■ EXERCISE PROMPT:
Output, with no changes, the span of lines that opens with the line containing "Output the text content of this document." and closes with the last line.

____ DATA SUPPLIED

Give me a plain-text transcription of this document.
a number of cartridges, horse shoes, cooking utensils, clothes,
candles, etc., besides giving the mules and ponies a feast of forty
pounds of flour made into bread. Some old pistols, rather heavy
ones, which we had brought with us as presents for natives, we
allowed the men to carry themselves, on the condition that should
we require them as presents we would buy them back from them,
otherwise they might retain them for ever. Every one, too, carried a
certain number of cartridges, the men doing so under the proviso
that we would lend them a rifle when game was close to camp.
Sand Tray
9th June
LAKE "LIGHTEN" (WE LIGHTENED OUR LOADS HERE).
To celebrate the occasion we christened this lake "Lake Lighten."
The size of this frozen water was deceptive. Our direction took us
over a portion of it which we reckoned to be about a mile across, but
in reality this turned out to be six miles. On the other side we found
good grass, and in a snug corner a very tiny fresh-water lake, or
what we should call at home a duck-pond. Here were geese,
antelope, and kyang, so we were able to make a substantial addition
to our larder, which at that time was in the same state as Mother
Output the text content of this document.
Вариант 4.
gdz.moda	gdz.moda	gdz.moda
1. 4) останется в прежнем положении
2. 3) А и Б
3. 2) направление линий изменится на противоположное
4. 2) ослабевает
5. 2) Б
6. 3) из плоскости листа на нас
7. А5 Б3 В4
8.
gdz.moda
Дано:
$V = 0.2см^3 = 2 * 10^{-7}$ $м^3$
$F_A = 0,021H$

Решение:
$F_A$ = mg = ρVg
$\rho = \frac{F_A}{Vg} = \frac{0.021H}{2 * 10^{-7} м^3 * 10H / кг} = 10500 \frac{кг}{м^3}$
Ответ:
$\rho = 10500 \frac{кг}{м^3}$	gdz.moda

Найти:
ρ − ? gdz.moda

________

■ SOLUTION:
Output the text content of this document.
Вариант 4.
gdz.moda	gdz.moda	gdz.moda
1. 4) останется в прежнем положении
2. 3) А и Б
3. 2) направление линий изменится на противоположное
4. 2) ослабевает
5. 2) Б
6. 3) из плоскости листа на нас
7. А5 Б3 В4
8.
gdz.moda
Дано:
$V = 0.2см^3 = 2 * 10^{-7}$ $м^3$
$F_A = 0,021H$

Решение:
$F_A$ = mg = ρVg
$\rho = \frac{F_A}{Vg} = \frac{0.021H}{2 * 10^{-7} м^3 * 10H / кг} = 10500 \frac{кг}{м^3}$
Ответ:
$\rho = 10500 \frac{кг}{м^3}$	gdz.moda

Найти:
ρ − ? gdz.moda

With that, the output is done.